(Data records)
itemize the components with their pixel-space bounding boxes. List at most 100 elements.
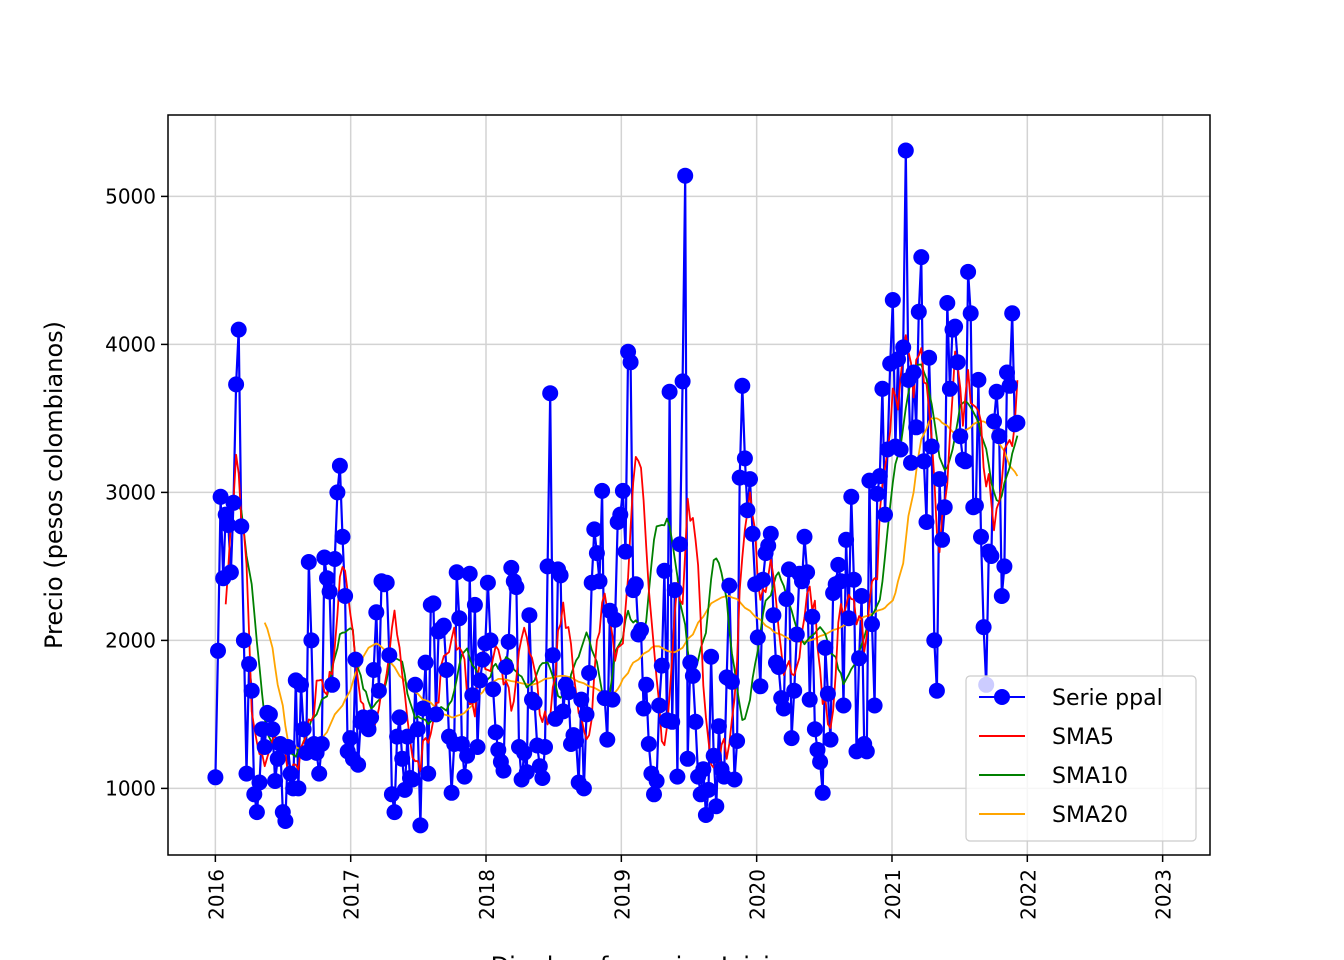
data-point bbox=[612, 506, 629, 523]
data-point bbox=[319, 570, 335, 587]
data-point bbox=[638, 676, 655, 693]
data-point bbox=[822, 731, 839, 748]
data-point bbox=[326, 551, 343, 567]
data-point bbox=[830, 556, 847, 573]
data-point bbox=[897, 142, 914, 159]
data-point bbox=[809, 741, 826, 758]
y-tick-label: 1000 bbox=[105, 776, 156, 800]
data-point bbox=[329, 484, 346, 501]
data-point bbox=[370, 682, 387, 699]
data-point bbox=[230, 321, 247, 338]
data-point bbox=[788, 626, 805, 643]
data-point bbox=[983, 548, 1000, 564]
data-point bbox=[303, 632, 320, 649]
data-point bbox=[684, 667, 701, 684]
data-point bbox=[238, 765, 255, 782]
data-point bbox=[269, 750, 286, 767]
data-point bbox=[448, 564, 465, 581]
data-point bbox=[840, 610, 857, 627]
data-point bbox=[661, 383, 678, 400]
data-point bbox=[726, 771, 743, 788]
data-point bbox=[908, 419, 925, 436]
data-point bbox=[682, 654, 699, 671]
data-point bbox=[251, 774, 268, 791]
data-point bbox=[744, 525, 761, 542]
data-point bbox=[241, 656, 258, 673]
data-point bbox=[949, 354, 966, 371]
data-point bbox=[866, 697, 883, 714]
data-point bbox=[594, 482, 611, 499]
data-point bbox=[962, 305, 979, 322]
data-point bbox=[347, 651, 364, 668]
x-axis-title: Dia de referencia - Inicio semana bbox=[491, 952, 888, 960]
data-point bbox=[277, 813, 294, 829]
data-point bbox=[537, 739, 553, 755]
data-point bbox=[967, 497, 984, 514]
data-point bbox=[586, 521, 603, 538]
data-point bbox=[394, 750, 411, 767]
data-point bbox=[765, 607, 782, 624]
data-point bbox=[342, 730, 359, 747]
data-point bbox=[796, 528, 813, 545]
data-point bbox=[786, 682, 803, 699]
y-tick-label: 2000 bbox=[105, 628, 156, 652]
data-point bbox=[456, 768, 473, 785]
data-point bbox=[293, 676, 309, 693]
series-sma10-line bbox=[237, 363, 1019, 758]
data-point bbox=[466, 596, 483, 613]
data-point bbox=[635, 700, 652, 717]
data-point bbox=[936, 499, 953, 516]
data-point bbox=[516, 744, 533, 761]
data-point bbox=[812, 753, 829, 770]
data-point bbox=[991, 428, 1008, 445]
data-point bbox=[952, 428, 969, 445]
data-point bbox=[381, 647, 398, 664]
data-point bbox=[256, 739, 273, 755]
data-point bbox=[324, 676, 341, 693]
data-point bbox=[526, 694, 543, 711]
legend-label-sma5: SMA5 bbox=[1052, 725, 1114, 750]
data-point bbox=[365, 662, 382, 678]
data-point bbox=[495, 762, 512, 779]
x-tick-label: 2020 bbox=[746, 869, 770, 920]
data-point bbox=[391, 709, 408, 726]
data-point bbox=[412, 817, 429, 834]
data-point bbox=[742, 471, 758, 488]
data-point bbox=[783, 730, 800, 747]
data-point bbox=[503, 559, 520, 576]
data-point bbox=[212, 488, 229, 505]
data-point bbox=[903, 454, 919, 471]
data-point bbox=[928, 682, 945, 699]
data-point bbox=[207, 769, 224, 786]
x-axis: 2016 2017 2018 2019 2020 2021 2022 2023 bbox=[204, 855, 1176, 920]
data-point bbox=[617, 543, 634, 560]
data-point bbox=[646, 786, 662, 803]
data-point bbox=[762, 525, 779, 542]
data-point bbox=[313, 736, 330, 752]
data-point bbox=[749, 629, 766, 646]
series-sma5-line bbox=[224, 334, 1019, 780]
data-point bbox=[975, 619, 992, 636]
data-point bbox=[627, 576, 644, 593]
data-point bbox=[474, 651, 491, 668]
data-point bbox=[438, 662, 455, 678]
data-point bbox=[555, 703, 572, 720]
data-point bbox=[874, 380, 891, 397]
x-tick-label: 2017 bbox=[340, 869, 364, 920]
x-tick-label: 2019 bbox=[610, 869, 634, 920]
data-point bbox=[687, 713, 704, 730]
data-point bbox=[485, 681, 502, 698]
data-point bbox=[420, 765, 437, 782]
data-point bbox=[910, 303, 927, 320]
data-point bbox=[295, 721, 312, 738]
legend-label-sma20: SMA20 bbox=[1052, 803, 1128, 828]
data-point bbox=[905, 364, 922, 381]
data-point bbox=[591, 573, 608, 590]
data-point bbox=[915, 453, 932, 470]
data-point bbox=[729, 733, 746, 749]
data-point bbox=[248, 804, 265, 821]
data-point bbox=[588, 545, 605, 562]
data-point bbox=[518, 764, 535, 781]
data-point bbox=[1001, 377, 1018, 394]
data-point bbox=[428, 706, 444, 723]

AIM OF THE EXERCISE: Format each line of the material above as a numbered list, skipping blank lines and leaving the pictures out.

FINISHED EXERCISE:
1. itemize the components with their pixel-space bounding boxes. List at most 100 elements.
2. data-point bbox=[612, 506, 629, 523]
3. data-point bbox=[319, 570, 335, 587]
4. data-point bbox=[638, 676, 655, 693]
5. data-point bbox=[822, 731, 839, 748]
6. data-point bbox=[326, 551, 343, 567]
7. data-point bbox=[830, 556, 847, 573]
8. data-point bbox=[897, 142, 914, 159]
9. data-point bbox=[809, 741, 826, 758]
10. y-tick-label: 1000 bbox=[105, 776, 156, 800]
11. data-point bbox=[329, 484, 346, 501]
12. data-point bbox=[370, 682, 387, 699]
13. data-point bbox=[230, 321, 247, 338]
14. data-point bbox=[788, 626, 805, 643]
15. data-point bbox=[983, 548, 1000, 564]
16. data-point bbox=[303, 632, 320, 649]
17. data-point bbox=[684, 667, 701, 684]
18. data-point bbox=[238, 765, 255, 782]
19. data-point bbox=[269, 750, 286, 767]
20. data-point bbox=[448, 564, 465, 581]
21. data-point bbox=[840, 610, 857, 627]
22. data-point bbox=[661, 383, 678, 400]
23. data-point bbox=[726, 771, 743, 788]
24. data-point bbox=[908, 419, 925, 436]
25. data-point bbox=[682, 654, 699, 671]
26. data-point bbox=[251, 774, 268, 791]
27. data-point bbox=[744, 525, 761, 542]
28. data-point bbox=[241, 656, 258, 673]
29. data-point bbox=[949, 354, 966, 371]
30. data-point bbox=[866, 697, 883, 714]
31. data-point bbox=[594, 482, 611, 499]
32. data-point bbox=[962, 305, 979, 322]
33. data-point bbox=[347, 651, 364, 668]
34. x-axis-title: Dia de referencia - Inicio semana bbox=[491, 952, 888, 960]
35. data-point bbox=[277, 813, 294, 829]
36. data-point bbox=[537, 739, 553, 755]
37. data-point bbox=[967, 497, 984, 514]
38. data-point bbox=[586, 521, 603, 538]
39. data-point bbox=[394, 750, 411, 767]
40. data-point bbox=[765, 607, 782, 624]
41. data-point bbox=[342, 730, 359, 747]
42. data-point bbox=[796, 528, 813, 545]
43. data-point bbox=[786, 682, 803, 699]
44. y-tick-label: 2000 bbox=[105, 628, 156, 652]
45. data-point bbox=[456, 768, 473, 785]
46. data-point bbox=[293, 676, 309, 693]
47. series-sma10-line bbox=[237, 363, 1019, 758]
48. data-point bbox=[466, 596, 483, 613]
49. data-point bbox=[635, 700, 652, 717]
50. data-point bbox=[936, 499, 953, 516]
51. data-point bbox=[516, 744, 533, 761]
52. data-point bbox=[812, 753, 829, 770]
53. data-point bbox=[991, 428, 1008, 445]
54. data-point bbox=[952, 428, 969, 445]
55. data-point bbox=[381, 647, 398, 664]
56. data-point bbox=[256, 739, 273, 755]
57. data-point bbox=[324, 676, 341, 693]
58. data-point bbox=[526, 694, 543, 711]
59. legend-label-sma5: SMA5 bbox=[1052, 725, 1114, 750]
60. data-point bbox=[365, 662, 382, 678]
61. data-point bbox=[495, 762, 512, 779]
62. x-tick-label: 2020 bbox=[746, 869, 770, 920]
63. data-point bbox=[391, 709, 408, 726]
64. data-point bbox=[412, 817, 429, 834]
65. data-point bbox=[742, 471, 758, 488]
66. data-point bbox=[783, 730, 800, 747]
67. data-point bbox=[503, 559, 520, 576]
68. data-point bbox=[212, 488, 229, 505]
69. data-point bbox=[903, 454, 919, 471]
70. data-point bbox=[928, 682, 945, 699]
71. data-point bbox=[207, 769, 224, 786]
72. x-axis: 2016 2017 2018 2019 2020 2021 2022 2023 bbox=[204, 855, 1176, 920]
73. data-point bbox=[617, 543, 634, 560]
74. data-point bbox=[646, 786, 662, 803]
75. data-point bbox=[762, 525, 779, 542]
76. data-point bbox=[313, 736, 330, 752]
77. data-point bbox=[749, 629, 766, 646]
78. series-sma5-line bbox=[224, 334, 1019, 780]
79. data-point bbox=[975, 619, 992, 636]
80. data-point bbox=[627, 576, 644, 593]
81. data-point bbox=[474, 651, 491, 668]
82. data-point bbox=[438, 662, 455, 678]
83. data-point bbox=[555, 703, 572, 720]
84. data-point bbox=[874, 380, 891, 397]
85. x-tick-label: 2017 bbox=[340, 869, 364, 920]
86. x-tick-label: 2019 bbox=[610, 869, 634, 920]
87. data-point bbox=[687, 713, 704, 730]
88. data-point bbox=[485, 681, 502, 698]
89. data-point bbox=[420, 765, 437, 782]
90. data-point bbox=[910, 303, 927, 320]
91. data-point bbox=[295, 721, 312, 738]
92. legend-label-sma20: SMA20 bbox=[1052, 803, 1128, 828]
93. data-point bbox=[905, 364, 922, 381]
94. data-point bbox=[591, 573, 608, 590]
95. data-point bbox=[915, 453, 932, 470]
96. data-point bbox=[729, 733, 746, 749]
97. data-point bbox=[248, 804, 265, 821]
98. data-point bbox=[588, 545, 605, 562]
99. data-point bbox=[518, 764, 535, 781]
100. data-point bbox=[1001, 377, 1018, 394]
101. data-point bbox=[428, 706, 444, 723]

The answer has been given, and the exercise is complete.